* _EXERCISE PROMPT_
Look for "форма" in the listing below. Gather each line that contains it.

* _SUPPLIED RECORDS_
—————

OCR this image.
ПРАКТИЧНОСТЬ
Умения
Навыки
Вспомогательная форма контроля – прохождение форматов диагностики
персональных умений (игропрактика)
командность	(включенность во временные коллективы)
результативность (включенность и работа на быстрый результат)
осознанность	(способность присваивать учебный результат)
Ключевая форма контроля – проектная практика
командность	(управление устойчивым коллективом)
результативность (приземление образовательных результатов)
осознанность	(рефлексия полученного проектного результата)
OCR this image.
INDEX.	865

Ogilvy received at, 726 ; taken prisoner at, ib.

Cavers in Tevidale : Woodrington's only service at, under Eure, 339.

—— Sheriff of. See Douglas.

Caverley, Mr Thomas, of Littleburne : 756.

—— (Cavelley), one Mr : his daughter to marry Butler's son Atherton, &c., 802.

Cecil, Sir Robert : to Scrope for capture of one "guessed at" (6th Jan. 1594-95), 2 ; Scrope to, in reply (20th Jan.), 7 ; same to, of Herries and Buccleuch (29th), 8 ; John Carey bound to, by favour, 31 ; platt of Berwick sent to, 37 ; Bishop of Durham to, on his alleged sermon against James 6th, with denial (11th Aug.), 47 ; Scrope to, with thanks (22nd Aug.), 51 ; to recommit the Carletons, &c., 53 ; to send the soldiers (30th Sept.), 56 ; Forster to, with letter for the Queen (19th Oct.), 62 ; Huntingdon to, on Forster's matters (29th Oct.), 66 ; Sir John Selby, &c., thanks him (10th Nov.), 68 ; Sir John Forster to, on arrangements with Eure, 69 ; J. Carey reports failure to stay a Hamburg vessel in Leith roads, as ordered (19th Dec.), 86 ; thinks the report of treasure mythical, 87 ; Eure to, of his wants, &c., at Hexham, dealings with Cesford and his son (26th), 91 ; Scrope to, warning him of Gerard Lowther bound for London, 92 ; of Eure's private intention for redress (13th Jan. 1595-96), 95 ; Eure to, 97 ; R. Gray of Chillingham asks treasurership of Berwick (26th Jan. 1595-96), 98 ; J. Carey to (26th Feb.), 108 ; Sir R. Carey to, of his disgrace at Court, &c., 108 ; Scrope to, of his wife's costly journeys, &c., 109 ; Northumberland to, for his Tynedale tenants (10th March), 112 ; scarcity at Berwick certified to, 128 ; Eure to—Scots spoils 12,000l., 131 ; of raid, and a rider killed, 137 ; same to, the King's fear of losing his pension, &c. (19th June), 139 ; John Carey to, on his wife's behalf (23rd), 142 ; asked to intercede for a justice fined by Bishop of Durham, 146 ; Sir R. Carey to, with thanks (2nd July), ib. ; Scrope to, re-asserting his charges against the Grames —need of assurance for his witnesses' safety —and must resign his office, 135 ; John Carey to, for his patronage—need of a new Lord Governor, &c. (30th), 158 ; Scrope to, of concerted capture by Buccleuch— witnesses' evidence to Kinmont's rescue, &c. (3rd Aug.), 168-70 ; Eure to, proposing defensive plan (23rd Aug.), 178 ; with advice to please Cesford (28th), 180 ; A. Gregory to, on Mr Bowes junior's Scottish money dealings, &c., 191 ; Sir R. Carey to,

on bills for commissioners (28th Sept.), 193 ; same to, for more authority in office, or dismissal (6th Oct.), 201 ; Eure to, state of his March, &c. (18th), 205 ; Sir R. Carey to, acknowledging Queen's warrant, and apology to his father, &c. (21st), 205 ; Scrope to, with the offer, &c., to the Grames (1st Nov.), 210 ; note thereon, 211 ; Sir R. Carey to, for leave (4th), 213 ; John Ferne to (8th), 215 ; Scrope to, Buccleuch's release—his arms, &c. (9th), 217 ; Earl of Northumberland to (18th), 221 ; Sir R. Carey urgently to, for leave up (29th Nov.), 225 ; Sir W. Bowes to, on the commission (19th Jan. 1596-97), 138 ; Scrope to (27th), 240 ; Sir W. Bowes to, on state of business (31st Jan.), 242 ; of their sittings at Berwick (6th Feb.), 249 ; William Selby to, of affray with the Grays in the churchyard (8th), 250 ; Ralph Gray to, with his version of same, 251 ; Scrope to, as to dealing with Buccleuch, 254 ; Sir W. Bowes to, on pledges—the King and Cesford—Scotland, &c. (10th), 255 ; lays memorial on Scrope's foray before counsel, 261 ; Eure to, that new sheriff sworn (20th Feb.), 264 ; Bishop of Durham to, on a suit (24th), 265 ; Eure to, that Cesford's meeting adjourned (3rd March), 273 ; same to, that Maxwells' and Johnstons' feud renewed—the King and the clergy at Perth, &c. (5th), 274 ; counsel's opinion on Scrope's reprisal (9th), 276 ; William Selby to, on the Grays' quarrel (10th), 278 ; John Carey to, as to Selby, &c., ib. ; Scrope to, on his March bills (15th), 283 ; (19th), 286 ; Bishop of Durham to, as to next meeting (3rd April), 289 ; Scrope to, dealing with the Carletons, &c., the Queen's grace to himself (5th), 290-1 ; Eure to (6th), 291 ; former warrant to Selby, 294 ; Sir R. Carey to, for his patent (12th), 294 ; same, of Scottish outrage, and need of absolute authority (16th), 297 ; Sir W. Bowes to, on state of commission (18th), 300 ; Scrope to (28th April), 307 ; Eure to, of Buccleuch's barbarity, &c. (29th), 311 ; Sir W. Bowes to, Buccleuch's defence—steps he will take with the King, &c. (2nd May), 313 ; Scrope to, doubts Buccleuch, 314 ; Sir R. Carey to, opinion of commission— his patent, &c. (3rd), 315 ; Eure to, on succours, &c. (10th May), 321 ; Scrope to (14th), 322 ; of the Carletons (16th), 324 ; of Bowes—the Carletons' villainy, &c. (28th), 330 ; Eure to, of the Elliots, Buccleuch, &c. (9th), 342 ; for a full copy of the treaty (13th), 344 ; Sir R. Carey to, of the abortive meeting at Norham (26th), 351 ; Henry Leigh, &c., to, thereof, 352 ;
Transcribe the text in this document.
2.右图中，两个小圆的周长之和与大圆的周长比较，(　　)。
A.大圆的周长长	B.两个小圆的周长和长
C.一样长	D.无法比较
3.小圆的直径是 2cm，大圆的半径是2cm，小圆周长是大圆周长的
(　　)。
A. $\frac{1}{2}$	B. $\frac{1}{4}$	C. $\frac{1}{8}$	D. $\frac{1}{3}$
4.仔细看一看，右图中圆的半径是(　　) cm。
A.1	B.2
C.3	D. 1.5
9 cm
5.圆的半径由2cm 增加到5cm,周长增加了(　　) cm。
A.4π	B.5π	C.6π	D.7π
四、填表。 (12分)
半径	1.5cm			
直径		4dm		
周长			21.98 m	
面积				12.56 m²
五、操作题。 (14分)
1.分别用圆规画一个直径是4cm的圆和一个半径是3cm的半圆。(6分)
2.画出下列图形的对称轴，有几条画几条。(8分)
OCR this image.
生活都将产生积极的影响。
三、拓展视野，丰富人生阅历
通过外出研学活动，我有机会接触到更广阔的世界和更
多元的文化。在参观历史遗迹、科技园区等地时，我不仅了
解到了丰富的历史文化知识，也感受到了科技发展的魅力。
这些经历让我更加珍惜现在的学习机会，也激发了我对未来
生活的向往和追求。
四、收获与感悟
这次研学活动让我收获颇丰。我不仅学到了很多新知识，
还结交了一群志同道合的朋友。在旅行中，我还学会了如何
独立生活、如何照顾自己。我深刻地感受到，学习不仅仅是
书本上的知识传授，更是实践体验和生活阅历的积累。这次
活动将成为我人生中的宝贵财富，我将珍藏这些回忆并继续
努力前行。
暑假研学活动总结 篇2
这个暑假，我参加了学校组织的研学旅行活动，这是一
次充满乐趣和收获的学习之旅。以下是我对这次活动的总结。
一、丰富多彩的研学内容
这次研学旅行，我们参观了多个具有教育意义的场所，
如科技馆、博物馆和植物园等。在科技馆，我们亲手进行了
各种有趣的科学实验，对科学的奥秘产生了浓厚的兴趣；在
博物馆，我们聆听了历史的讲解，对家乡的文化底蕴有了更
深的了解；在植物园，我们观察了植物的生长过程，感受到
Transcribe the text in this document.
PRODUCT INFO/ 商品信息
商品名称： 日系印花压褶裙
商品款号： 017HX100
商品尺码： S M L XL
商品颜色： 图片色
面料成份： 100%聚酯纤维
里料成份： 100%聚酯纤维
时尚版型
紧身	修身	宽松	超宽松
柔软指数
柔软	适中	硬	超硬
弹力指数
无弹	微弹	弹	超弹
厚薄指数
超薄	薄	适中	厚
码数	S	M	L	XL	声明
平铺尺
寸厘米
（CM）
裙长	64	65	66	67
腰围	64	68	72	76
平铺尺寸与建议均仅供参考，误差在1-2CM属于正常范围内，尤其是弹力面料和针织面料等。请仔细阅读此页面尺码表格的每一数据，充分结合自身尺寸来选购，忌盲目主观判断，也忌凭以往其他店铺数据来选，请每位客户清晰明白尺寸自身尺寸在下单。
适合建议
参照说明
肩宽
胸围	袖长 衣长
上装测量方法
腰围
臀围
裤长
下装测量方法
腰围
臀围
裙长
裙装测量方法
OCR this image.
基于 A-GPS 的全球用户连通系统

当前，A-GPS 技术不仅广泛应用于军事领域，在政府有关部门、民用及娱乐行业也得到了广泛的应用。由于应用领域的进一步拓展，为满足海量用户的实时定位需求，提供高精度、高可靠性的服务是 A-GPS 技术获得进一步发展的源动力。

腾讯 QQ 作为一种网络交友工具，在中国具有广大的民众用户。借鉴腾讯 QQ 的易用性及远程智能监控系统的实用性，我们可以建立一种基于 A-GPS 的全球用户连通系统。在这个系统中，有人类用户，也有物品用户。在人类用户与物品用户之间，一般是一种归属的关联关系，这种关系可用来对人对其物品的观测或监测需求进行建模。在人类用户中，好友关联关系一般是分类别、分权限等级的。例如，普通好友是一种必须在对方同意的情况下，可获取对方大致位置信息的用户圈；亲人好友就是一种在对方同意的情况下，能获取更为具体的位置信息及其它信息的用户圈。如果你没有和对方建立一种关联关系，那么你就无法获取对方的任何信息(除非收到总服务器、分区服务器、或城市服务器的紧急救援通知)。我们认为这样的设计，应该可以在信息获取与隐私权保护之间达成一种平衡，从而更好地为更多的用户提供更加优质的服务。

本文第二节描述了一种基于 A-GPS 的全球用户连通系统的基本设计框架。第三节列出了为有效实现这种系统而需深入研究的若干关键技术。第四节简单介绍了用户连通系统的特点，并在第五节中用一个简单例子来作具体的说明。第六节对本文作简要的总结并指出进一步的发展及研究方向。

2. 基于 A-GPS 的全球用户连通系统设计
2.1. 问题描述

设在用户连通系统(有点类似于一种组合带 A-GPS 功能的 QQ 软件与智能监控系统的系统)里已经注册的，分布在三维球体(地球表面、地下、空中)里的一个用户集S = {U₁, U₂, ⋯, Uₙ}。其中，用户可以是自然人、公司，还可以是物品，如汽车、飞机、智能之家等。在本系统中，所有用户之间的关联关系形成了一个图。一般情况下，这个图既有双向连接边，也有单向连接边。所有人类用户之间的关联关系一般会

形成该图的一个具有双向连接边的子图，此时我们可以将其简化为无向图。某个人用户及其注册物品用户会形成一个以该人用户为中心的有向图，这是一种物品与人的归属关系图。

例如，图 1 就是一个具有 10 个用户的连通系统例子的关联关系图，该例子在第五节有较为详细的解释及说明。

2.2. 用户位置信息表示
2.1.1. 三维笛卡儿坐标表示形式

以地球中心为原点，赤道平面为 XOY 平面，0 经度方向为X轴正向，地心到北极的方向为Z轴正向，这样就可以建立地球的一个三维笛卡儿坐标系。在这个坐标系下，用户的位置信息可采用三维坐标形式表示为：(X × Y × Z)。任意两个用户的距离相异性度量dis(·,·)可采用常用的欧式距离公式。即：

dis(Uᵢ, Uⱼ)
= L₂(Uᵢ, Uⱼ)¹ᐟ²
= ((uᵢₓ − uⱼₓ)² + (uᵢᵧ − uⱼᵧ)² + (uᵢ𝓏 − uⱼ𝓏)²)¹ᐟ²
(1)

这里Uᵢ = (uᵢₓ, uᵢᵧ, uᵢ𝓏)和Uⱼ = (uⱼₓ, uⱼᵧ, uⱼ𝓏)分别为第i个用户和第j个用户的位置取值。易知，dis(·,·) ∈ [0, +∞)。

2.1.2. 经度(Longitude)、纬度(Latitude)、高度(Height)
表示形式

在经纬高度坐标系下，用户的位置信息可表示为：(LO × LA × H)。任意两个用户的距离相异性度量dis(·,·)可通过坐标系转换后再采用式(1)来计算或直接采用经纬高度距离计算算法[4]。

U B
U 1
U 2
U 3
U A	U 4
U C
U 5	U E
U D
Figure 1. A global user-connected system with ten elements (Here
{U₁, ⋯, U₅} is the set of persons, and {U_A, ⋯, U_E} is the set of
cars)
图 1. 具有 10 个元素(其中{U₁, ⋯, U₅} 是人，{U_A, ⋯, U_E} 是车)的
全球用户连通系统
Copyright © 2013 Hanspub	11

—————

* _EXERCISE ANSWER_
Вспомогательная форма контроля – прохождение форматов диагностики
Ключевая форма контроля – проектная практика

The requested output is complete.